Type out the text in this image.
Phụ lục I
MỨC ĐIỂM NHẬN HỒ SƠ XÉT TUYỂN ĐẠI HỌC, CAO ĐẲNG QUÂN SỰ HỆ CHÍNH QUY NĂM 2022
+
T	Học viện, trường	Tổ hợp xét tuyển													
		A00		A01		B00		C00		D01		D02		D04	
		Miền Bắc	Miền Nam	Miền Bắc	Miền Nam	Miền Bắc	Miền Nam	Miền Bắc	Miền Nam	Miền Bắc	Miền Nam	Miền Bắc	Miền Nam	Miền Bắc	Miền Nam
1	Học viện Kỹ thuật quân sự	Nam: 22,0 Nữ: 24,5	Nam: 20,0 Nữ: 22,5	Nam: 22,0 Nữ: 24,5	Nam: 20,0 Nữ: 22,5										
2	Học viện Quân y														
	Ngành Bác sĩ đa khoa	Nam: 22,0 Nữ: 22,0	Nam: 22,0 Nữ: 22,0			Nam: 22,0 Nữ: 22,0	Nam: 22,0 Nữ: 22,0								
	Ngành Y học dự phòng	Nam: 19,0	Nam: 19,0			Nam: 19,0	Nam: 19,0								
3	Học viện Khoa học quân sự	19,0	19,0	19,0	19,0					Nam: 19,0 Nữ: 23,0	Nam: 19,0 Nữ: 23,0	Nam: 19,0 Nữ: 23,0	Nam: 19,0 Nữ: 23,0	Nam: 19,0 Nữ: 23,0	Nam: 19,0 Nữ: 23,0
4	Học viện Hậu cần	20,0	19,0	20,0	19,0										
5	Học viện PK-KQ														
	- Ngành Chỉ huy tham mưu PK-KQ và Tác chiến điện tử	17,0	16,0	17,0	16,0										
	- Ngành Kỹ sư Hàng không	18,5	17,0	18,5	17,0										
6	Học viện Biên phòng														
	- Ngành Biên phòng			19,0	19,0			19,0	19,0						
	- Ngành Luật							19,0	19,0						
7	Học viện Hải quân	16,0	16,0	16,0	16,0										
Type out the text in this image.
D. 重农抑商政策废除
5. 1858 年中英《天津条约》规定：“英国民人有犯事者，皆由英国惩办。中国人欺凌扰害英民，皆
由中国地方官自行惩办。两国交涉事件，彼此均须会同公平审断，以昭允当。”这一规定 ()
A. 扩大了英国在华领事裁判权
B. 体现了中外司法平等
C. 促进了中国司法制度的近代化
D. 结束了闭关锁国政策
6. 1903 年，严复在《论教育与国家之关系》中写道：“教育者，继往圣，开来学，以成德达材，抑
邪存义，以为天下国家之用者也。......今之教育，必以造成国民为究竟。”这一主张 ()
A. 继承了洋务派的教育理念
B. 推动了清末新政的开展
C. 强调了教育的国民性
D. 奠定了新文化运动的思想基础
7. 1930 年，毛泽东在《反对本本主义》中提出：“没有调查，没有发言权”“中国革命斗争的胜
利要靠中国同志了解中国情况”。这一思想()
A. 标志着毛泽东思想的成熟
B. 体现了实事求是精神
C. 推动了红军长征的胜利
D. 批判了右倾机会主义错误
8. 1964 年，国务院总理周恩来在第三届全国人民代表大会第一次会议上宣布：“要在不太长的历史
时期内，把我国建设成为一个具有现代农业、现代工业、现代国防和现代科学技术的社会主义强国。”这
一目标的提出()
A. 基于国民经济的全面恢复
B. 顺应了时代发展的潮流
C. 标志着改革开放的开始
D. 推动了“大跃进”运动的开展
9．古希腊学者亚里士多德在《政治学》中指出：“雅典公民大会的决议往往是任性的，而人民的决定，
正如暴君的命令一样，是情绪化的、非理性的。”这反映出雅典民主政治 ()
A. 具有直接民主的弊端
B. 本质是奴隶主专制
_____
From the entries above, copy every line that holds the word "Ngành".

■ REPLY TO THE TASK ■
	Ngành Bác sĩ đa khoa	Nam: 22,0 Nữ: 22,0	Nam: 22,0 Nữ: 22,0			Nam: 22,0 Nữ: 22,0	Nam: 22,0 Nữ: 22,0								
	Ngành Y học dự phòng	Nam: 19,0	Nam: 19,0			Nam: 19,0	Nam: 19,0								
	- Ngành Chỉ huy tham mưu PK-KQ và Tác chiến điện tử	17,0	16,0	17,0	16,0										
	- Ngành Kỹ sư Hàng không	18,5	17,0	18,5	17,0										
	- Ngành Biên phòng			19,0	19,0			19,0	19,0						
	- Ngành Luật							19,0	19,0						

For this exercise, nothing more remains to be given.